Stored records

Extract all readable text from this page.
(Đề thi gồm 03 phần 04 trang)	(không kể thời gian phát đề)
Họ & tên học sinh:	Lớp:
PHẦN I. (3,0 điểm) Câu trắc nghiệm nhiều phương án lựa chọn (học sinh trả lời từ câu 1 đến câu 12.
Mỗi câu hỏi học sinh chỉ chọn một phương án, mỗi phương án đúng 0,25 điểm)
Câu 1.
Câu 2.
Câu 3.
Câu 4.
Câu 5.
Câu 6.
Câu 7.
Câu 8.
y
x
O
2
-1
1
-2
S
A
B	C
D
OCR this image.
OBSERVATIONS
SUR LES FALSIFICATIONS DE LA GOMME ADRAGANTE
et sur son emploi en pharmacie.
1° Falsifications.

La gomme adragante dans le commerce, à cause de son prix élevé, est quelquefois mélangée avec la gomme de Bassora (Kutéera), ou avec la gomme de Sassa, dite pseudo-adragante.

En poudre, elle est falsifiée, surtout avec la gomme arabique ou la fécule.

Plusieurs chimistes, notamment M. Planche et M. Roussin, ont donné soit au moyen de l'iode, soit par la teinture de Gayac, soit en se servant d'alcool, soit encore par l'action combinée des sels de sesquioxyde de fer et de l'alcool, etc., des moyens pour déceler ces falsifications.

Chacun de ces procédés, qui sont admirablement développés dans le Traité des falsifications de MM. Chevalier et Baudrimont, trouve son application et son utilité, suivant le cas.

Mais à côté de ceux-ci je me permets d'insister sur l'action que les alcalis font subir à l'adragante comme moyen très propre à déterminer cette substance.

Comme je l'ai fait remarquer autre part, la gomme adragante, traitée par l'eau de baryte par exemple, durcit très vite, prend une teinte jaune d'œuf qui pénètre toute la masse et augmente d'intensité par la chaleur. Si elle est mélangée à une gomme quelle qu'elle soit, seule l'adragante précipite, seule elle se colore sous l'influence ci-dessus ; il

WHAT THE TASK ASKS:
Extract every record and return it verbatim.

OUTPUT BELOW:
Extract all readable text from this page.
(Đề thi gồm 03 phần 04 trang)	(không kể thời gian phát đề)
Họ & tên học sinh:	Lớp:
PHẦN I. (3,0 điểm) Câu trắc nghiệm nhiều phương án lựa chọn (học sinh trả lời từ câu 1 đến câu 12.
Mỗi câu hỏi học sinh chỉ chọn một phương án, mỗi phương án đúng 0,25 điểm)
Câu 1.
Câu 2.
Câu 3.
Câu 4.
Câu 5.
Câu 6.
Câu 7.
Câu 8.
y
x
O
2
-1
1
-2
S
A
B	C
D
OCR this image.
OBSERVATIONS
SUR LES FALSIFICATIONS DE LA GOMME ADRAGANTE
et sur son emploi en pharmacie.
1° Falsifications.

La gomme adragante dans le commerce, à cause de son prix élevé, est quelquefois mélangée avec la gomme de Bassora (Kutéera), ou avec la gomme de Sassa, dite pseudo-adragante.

En poudre, elle est falsifiée, surtout avec la gomme arabique ou la fécule.

Plusieurs chimistes, notamment M. Planche et M. Roussin, ont donné soit au moyen de l'iode, soit par la teinture de Gayac, soit en se servant d'alcool, soit encore par l'action combinée des sels de sesquioxyde de fer et de l'alcool, etc., des moyens pour déceler ces falsifications.

Chacun de ces procédés, qui sont admirablement développés dans le Traité des falsifications de MM. Chevalier et Baudrimont, trouve son application et son utilité, suivant le cas.

Mais à côté de ceux-ci je me permets d'insister sur l'action que les alcalis font subir à l'adragante comme moyen très propre à déterminer cette substance.

Comme je l'ai fait remarquer autre part, la gomme adragante, traitée par l'eau de baryte par exemple, durcit très vite, prend une teinte jaune d'œuf qui pénètre toute la masse et augmente d'intensité par la chaleur. Si elle est mélangée à une gomme quelle qu'elle soit, seule l'adragante précipite, seule elle se colore sous l'influence ci-dessus ; il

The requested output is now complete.